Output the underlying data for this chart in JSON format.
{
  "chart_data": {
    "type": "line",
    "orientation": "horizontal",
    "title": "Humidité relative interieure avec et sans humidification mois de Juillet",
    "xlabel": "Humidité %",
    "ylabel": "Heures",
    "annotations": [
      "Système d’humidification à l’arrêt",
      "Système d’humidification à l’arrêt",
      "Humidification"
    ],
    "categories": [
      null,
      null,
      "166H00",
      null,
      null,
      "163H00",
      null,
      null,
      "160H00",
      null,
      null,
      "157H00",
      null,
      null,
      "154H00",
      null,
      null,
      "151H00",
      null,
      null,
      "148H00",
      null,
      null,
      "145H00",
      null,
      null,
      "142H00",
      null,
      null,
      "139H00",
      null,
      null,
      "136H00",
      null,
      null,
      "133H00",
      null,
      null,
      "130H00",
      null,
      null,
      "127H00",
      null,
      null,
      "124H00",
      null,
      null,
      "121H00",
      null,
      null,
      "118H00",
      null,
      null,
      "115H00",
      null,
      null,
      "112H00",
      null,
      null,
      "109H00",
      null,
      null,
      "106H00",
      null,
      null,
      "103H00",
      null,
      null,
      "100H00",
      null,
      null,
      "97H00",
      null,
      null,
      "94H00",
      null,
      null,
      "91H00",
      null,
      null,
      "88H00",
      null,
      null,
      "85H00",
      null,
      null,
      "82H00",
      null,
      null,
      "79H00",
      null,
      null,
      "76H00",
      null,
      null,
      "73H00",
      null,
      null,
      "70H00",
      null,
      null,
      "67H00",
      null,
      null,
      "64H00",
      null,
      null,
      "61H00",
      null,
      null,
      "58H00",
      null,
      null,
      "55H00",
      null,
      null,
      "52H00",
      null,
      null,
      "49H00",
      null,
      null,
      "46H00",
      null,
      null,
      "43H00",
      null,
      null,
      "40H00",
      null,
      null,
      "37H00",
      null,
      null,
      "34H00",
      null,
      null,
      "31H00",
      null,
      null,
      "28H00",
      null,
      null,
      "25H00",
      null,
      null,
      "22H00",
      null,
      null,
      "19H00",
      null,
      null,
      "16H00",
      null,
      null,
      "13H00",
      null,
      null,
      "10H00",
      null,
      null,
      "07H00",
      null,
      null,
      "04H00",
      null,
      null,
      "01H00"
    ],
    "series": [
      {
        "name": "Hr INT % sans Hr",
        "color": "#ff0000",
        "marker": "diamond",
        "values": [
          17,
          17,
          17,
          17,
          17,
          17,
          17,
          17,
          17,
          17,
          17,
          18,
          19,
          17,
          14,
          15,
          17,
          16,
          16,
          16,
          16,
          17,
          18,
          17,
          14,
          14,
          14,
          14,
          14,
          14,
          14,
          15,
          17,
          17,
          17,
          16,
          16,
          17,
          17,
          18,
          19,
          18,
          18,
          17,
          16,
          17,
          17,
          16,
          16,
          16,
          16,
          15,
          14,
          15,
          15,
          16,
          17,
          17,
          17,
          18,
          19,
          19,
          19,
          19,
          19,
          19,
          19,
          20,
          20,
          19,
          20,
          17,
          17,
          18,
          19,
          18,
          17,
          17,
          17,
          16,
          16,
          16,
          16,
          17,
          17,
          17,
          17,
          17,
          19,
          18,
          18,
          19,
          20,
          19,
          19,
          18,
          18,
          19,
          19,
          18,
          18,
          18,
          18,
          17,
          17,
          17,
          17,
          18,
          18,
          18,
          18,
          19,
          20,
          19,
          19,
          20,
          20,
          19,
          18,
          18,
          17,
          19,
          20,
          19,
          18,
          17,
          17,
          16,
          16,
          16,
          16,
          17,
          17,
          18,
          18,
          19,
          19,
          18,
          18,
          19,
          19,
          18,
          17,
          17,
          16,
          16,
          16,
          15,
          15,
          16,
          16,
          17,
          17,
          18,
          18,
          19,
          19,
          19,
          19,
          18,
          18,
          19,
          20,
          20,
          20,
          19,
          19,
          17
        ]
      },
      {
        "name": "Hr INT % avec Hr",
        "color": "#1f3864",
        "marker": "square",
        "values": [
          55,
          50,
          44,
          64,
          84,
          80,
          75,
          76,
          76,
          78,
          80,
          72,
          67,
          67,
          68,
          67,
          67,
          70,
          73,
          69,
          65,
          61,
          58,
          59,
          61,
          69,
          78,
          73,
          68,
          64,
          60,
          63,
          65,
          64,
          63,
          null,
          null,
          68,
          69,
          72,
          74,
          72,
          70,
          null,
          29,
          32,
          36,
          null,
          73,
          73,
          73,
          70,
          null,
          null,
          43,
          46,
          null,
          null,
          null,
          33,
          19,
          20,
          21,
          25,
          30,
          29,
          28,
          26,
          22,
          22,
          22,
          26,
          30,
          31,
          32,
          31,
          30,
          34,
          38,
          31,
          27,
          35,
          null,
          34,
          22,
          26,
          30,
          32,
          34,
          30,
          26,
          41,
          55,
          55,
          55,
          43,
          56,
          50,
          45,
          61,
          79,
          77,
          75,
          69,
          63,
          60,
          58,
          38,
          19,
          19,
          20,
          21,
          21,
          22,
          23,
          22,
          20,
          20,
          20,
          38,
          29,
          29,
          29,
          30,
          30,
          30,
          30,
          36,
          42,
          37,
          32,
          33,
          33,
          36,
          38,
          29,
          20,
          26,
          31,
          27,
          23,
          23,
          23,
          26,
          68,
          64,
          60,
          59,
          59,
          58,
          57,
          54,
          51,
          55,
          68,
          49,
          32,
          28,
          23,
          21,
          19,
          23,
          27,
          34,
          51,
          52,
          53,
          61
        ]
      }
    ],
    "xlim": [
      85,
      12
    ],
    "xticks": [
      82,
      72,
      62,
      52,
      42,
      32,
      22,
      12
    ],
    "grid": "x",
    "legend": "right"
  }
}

Objective
Which lines contain the word "Humidité"? Copy each one.

Task result
    "title": "Humidité relative interieure avec et sans humidification mois de Juillet",
    "xlabel": "Humidité %",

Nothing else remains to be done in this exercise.